SHORT TASK
Reproduce all of the data below without alteration; exclude every picture.

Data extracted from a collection
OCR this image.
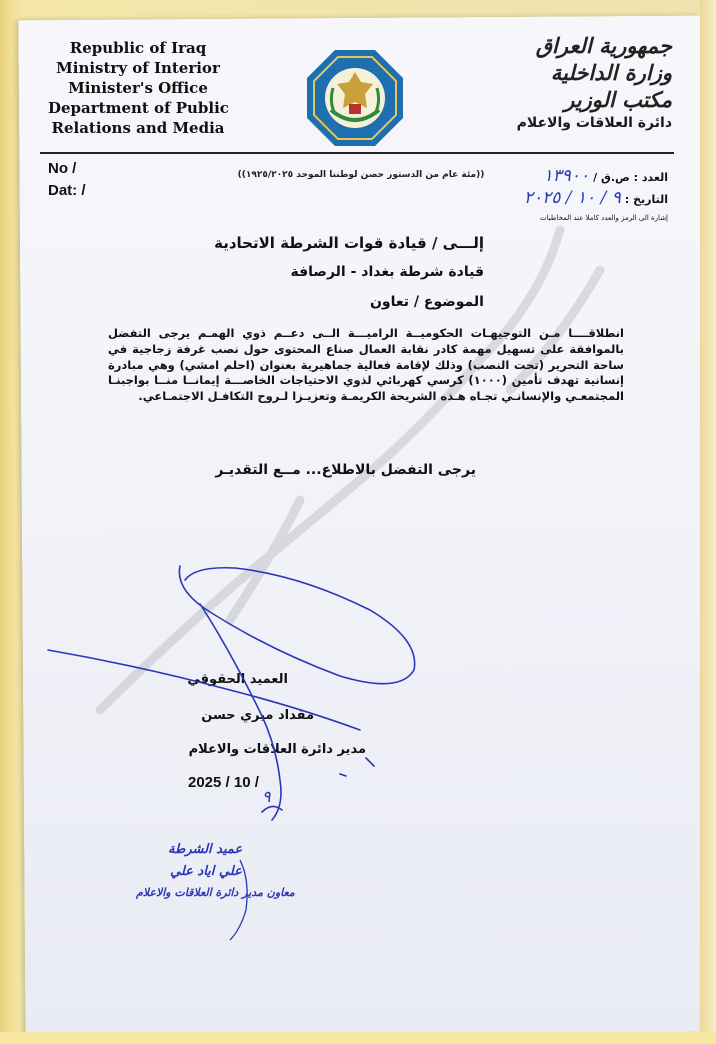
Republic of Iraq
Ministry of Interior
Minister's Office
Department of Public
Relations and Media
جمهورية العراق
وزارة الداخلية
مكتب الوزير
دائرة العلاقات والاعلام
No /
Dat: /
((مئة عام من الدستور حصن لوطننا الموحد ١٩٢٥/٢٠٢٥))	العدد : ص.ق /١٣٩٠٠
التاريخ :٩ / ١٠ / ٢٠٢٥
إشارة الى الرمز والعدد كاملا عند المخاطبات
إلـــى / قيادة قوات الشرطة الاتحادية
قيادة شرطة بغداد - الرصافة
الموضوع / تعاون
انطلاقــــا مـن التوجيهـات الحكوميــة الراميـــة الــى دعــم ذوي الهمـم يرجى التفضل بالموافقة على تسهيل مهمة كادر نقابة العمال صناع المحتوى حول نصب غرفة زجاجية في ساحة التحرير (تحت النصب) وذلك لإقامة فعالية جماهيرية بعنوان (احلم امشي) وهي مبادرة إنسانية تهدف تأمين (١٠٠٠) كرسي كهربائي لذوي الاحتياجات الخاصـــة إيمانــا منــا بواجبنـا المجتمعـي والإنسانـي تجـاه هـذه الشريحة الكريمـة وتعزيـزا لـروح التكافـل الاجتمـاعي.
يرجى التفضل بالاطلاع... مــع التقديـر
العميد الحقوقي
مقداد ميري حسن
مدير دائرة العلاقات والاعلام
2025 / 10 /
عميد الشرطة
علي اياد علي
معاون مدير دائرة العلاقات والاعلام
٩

ANSWER FOR THE TASK
OCR this image.
Republic of Iraq
Ministry of Interior
Minister's Office
Department of Public
Relations and Media
جمهورية العراق
وزارة الداخلية
مكتب الوزير
دائرة العلاقات والاعلام
No /
Dat: /
((مئة عام من الدستور حصن لوطننا الموحد ١٩٢٥/٢٠٢٥))	العدد : ص.ق /١٣٩٠٠
التاريخ :٩ / ١٠ / ٢٠٢٥
إشارة الى الرمز والعدد كاملا عند المخاطبات
إلـــى / قيادة قوات الشرطة الاتحادية
قيادة شرطة بغداد - الرصافة
الموضوع / تعاون
انطلاقــــا مـن التوجيهـات الحكوميــة الراميـــة الــى دعــم ذوي الهمـم يرجى التفضل بالموافقة على تسهيل مهمة كادر نقابة العمال صناع المحتوى حول نصب غرفة زجاجية في ساحة التحرير (تحت النصب) وذلك لإقامة فعالية جماهيرية بعنوان (احلم امشي) وهي مبادرة إنسانية تهدف تأمين (١٠٠٠) كرسي كهربائي لذوي الاحتياجات الخاصـــة إيمانــا منــا بواجبنـا المجتمعـي والإنسانـي تجـاه هـذه الشريحة الكريمـة وتعزيـزا لـروح التكافـل الاجتمـاعي.
يرجى التفضل بالاطلاع... مــع التقديـر
العميد الحقوقي
مقداد ميري حسن
مدير دائرة العلاقات والاعلام
2025 / 10 /
عميد الشرطة
علي اياد علي
معاون مدير دائرة العلاقات والاعلام
٩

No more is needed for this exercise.